+++ Data to use
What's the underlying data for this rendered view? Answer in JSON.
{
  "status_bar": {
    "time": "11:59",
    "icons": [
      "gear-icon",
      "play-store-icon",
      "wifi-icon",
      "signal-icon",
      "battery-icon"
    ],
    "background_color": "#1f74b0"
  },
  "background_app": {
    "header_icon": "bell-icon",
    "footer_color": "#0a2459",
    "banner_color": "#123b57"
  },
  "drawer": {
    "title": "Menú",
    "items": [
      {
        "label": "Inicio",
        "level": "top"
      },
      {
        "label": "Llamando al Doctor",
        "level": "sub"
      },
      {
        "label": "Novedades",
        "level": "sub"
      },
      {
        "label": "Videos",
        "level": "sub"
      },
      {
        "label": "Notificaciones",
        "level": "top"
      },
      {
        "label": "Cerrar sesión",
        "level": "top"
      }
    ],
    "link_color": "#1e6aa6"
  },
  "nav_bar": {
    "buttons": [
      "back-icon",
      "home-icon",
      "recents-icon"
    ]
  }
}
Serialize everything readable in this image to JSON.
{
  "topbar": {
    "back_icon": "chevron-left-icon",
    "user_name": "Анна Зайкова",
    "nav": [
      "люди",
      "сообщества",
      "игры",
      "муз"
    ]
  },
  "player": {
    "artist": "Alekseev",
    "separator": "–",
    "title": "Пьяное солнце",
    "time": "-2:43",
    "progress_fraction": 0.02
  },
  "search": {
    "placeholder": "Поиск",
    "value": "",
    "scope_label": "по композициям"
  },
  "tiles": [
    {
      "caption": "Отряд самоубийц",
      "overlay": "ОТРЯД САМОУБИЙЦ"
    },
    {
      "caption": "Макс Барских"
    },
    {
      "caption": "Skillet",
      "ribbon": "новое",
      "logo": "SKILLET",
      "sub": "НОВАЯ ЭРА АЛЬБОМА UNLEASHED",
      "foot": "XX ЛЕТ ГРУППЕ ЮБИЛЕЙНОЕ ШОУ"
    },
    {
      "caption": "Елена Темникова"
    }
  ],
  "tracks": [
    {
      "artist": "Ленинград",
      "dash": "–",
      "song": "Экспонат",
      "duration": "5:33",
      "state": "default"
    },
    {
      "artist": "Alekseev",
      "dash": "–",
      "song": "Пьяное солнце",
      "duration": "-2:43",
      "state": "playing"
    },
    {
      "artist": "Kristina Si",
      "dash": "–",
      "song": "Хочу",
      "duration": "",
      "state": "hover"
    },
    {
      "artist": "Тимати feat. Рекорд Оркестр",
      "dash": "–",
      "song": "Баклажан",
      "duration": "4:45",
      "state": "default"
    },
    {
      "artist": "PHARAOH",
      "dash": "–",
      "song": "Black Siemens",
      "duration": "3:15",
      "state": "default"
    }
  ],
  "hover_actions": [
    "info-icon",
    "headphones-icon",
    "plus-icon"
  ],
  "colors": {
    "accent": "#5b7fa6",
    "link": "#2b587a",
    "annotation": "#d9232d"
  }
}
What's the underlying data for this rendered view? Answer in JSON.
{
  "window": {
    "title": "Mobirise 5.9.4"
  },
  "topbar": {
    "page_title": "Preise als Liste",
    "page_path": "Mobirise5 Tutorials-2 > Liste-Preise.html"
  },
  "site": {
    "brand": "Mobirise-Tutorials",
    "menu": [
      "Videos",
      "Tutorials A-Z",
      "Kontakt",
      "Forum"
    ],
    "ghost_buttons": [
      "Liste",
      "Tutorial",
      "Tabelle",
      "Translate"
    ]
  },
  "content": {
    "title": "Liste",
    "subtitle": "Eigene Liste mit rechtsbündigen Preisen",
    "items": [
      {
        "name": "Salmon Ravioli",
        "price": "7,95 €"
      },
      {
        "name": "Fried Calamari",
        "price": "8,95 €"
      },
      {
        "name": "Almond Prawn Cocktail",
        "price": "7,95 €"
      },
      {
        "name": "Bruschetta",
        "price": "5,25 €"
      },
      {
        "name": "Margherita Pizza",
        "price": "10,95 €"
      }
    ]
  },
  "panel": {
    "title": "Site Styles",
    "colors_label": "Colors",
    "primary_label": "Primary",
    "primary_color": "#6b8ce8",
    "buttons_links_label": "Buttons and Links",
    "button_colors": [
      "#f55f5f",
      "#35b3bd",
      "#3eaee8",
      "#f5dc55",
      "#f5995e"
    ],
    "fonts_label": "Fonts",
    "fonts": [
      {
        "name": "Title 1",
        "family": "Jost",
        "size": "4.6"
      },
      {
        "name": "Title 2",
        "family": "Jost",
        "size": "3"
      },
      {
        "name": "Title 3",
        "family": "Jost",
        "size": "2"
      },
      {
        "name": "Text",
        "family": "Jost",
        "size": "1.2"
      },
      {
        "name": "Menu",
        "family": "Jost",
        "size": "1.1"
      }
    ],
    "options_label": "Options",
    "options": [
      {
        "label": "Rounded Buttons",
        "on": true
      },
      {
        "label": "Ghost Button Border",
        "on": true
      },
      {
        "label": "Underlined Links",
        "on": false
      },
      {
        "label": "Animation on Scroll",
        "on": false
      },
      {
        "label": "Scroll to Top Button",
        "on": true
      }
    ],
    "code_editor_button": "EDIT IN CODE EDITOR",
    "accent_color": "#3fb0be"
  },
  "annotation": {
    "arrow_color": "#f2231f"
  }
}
++++++
Problem> Go through the records above and copy every line with the word "Scroll".

Solved exercise>
        "label": "Animation on Scroll",
        "label": "Scroll to Top Button",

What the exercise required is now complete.